#### Data in this exercise:
################

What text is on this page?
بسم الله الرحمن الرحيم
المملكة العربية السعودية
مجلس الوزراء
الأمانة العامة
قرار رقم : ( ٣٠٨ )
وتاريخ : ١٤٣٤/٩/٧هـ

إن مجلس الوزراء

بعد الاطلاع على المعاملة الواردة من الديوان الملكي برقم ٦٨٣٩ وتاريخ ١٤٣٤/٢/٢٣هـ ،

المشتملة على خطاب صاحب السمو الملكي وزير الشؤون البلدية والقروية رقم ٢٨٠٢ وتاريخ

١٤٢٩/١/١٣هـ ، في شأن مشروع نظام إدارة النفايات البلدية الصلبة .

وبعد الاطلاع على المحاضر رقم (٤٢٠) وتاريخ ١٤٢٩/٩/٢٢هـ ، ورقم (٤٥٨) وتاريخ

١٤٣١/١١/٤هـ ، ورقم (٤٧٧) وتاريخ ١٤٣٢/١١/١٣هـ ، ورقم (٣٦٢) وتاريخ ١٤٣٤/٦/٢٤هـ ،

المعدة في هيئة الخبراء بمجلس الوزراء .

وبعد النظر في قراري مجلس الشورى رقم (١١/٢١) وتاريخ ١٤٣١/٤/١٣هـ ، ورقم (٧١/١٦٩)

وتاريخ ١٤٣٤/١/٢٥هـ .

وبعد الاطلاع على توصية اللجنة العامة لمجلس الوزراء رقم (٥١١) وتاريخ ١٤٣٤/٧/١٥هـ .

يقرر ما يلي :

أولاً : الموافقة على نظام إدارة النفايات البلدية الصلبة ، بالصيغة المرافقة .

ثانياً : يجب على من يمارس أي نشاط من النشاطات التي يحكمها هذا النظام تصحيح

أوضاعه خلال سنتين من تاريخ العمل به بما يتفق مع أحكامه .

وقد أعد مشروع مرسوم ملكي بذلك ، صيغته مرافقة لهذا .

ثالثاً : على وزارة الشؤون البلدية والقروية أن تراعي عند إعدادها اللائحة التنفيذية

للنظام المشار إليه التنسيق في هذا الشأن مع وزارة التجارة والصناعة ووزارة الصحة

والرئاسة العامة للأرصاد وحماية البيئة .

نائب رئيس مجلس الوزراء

################

Filter the records down to the lines that contain the string "إدارة", and copy those lines.

١٤٢٩/١/١٣هـ ، في شأن مشروع نظام إدارة النفايات البلدية الصلبة .
أولاً : الموافقة على نظام إدارة النفايات البلدية الصلبة ، بالصيغة المرافقة .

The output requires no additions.